**INSTRUCTIONS TO FOLLOW:**
Each line that contains the word "Asvogel" counts once; give the total for the records below and nothing else.

---------- DATA TO USE

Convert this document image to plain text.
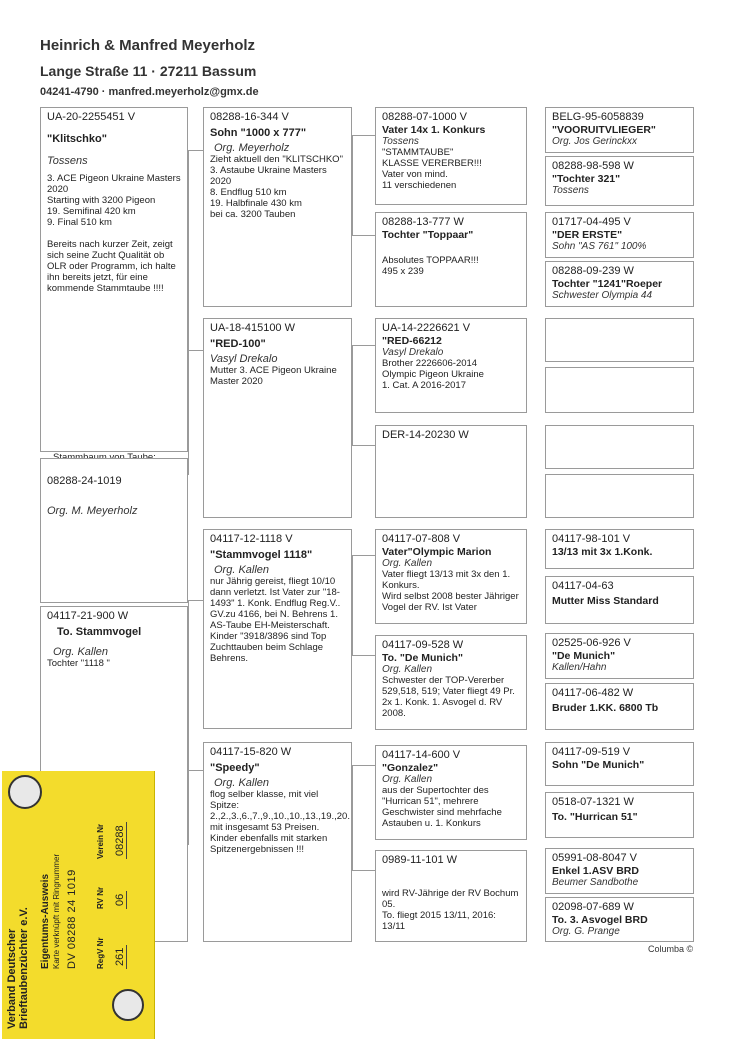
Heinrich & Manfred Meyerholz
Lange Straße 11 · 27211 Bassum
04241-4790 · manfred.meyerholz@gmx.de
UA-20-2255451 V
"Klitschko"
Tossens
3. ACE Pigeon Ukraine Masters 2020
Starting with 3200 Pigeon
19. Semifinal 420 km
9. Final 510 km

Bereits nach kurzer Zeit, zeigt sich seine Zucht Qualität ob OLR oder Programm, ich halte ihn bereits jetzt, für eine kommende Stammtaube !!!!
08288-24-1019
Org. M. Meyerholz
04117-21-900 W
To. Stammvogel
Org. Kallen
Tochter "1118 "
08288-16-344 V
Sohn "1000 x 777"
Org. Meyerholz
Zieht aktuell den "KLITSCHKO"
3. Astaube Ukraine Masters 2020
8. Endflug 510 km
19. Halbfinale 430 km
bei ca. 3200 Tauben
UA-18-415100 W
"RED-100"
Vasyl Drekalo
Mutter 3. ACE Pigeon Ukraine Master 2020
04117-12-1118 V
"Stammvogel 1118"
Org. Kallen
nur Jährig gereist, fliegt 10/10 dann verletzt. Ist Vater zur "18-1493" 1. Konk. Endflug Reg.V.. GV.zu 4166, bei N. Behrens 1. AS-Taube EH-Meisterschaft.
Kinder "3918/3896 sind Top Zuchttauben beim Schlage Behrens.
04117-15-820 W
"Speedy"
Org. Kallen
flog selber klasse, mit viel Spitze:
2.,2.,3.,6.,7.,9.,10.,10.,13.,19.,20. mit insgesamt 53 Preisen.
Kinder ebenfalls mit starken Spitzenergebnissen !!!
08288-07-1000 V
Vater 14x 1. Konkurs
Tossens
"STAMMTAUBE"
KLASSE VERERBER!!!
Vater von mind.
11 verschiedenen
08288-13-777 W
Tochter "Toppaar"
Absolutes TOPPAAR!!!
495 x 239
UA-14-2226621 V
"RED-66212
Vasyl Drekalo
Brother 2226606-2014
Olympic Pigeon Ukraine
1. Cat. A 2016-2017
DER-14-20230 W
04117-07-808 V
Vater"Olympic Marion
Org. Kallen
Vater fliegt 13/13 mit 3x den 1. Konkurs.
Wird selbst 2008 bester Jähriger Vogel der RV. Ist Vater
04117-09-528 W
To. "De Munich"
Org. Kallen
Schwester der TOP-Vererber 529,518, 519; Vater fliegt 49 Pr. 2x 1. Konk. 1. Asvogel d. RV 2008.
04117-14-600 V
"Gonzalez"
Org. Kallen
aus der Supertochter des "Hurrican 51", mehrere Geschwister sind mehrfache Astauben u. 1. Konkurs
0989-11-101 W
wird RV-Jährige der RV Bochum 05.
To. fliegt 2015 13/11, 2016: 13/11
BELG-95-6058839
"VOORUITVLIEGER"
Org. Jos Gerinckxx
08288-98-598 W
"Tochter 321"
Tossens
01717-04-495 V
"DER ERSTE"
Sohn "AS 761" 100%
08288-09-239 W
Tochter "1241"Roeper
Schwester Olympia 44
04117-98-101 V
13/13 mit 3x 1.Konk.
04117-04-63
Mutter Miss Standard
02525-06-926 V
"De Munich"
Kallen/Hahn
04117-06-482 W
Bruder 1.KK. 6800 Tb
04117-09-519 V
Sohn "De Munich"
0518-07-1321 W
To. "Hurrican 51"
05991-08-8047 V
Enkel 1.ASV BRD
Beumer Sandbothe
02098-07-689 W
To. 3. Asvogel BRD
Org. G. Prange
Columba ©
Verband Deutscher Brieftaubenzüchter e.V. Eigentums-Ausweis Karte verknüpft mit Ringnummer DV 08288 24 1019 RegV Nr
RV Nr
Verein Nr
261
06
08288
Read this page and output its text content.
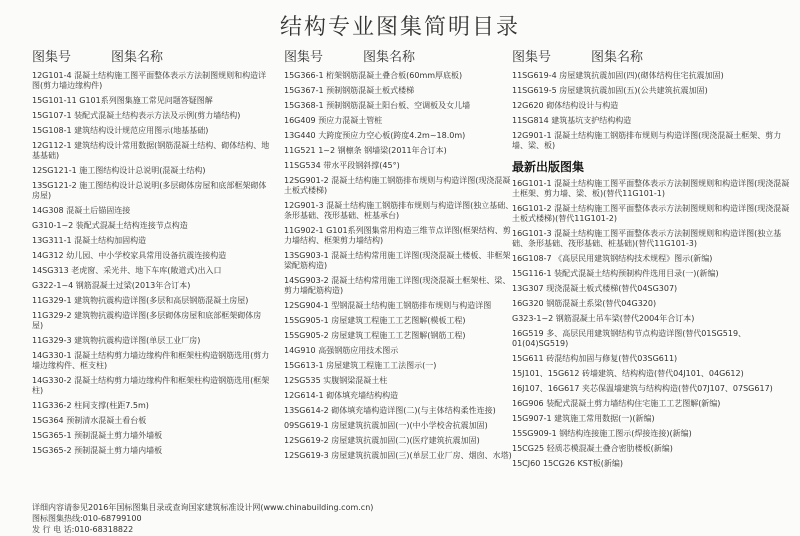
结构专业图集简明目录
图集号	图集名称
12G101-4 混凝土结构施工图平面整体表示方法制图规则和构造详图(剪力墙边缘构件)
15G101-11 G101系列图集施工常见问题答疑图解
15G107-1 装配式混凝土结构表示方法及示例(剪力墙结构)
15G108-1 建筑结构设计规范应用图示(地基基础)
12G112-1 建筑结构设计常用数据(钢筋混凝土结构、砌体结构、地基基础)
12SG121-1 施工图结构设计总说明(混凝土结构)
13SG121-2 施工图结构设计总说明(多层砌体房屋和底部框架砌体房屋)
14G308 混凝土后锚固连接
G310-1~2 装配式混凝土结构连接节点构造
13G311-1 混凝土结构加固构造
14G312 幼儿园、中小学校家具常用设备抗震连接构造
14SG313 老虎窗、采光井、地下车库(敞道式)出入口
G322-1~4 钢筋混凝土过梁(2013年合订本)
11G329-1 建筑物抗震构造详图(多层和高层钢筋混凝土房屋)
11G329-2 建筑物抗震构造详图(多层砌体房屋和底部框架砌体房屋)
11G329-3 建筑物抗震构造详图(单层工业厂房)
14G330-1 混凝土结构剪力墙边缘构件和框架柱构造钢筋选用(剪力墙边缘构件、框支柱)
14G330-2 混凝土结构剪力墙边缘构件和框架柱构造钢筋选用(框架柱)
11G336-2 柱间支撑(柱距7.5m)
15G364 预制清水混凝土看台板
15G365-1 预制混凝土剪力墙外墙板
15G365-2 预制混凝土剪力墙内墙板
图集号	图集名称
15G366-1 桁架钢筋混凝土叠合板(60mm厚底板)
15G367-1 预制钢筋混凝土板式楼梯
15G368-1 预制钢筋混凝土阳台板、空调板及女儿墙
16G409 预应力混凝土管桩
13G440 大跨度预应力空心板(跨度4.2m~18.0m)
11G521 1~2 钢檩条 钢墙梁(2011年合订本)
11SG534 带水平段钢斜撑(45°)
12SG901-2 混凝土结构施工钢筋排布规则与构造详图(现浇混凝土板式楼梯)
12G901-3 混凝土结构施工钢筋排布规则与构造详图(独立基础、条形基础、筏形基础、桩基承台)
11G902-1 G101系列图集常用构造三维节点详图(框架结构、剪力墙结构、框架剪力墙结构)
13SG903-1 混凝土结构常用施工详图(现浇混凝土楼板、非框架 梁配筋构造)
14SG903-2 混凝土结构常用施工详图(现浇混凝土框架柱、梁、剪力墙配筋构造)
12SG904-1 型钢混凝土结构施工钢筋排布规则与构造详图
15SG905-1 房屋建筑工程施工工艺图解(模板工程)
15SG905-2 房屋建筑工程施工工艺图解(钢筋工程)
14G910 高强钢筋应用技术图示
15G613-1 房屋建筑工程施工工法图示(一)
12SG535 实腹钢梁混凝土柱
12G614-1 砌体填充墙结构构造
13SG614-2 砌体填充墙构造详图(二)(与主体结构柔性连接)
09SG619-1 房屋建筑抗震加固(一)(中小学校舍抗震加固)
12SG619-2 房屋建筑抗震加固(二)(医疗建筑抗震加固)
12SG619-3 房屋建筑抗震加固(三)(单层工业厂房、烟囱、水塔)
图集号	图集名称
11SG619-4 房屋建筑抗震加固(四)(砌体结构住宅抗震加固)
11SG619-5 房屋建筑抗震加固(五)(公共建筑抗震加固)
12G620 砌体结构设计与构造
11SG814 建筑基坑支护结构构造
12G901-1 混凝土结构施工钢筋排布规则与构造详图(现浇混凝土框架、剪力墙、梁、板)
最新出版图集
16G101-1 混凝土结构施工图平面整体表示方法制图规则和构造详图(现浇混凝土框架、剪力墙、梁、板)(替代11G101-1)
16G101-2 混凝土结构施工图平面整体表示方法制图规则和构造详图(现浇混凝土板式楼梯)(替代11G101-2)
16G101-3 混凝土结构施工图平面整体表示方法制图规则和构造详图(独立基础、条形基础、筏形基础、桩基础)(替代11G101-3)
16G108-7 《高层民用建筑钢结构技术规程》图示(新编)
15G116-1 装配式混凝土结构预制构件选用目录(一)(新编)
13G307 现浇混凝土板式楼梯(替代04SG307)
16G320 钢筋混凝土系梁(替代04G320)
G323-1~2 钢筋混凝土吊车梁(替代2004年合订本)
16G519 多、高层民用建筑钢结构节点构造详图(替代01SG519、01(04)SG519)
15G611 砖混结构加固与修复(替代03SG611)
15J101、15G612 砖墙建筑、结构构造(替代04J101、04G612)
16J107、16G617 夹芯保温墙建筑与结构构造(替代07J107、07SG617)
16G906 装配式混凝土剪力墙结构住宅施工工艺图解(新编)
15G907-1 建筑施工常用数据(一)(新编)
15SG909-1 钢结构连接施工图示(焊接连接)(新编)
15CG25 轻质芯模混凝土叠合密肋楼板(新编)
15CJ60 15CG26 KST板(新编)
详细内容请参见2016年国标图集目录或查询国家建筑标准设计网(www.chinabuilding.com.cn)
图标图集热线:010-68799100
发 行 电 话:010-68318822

--------------------

**FINISHED TASK:**
2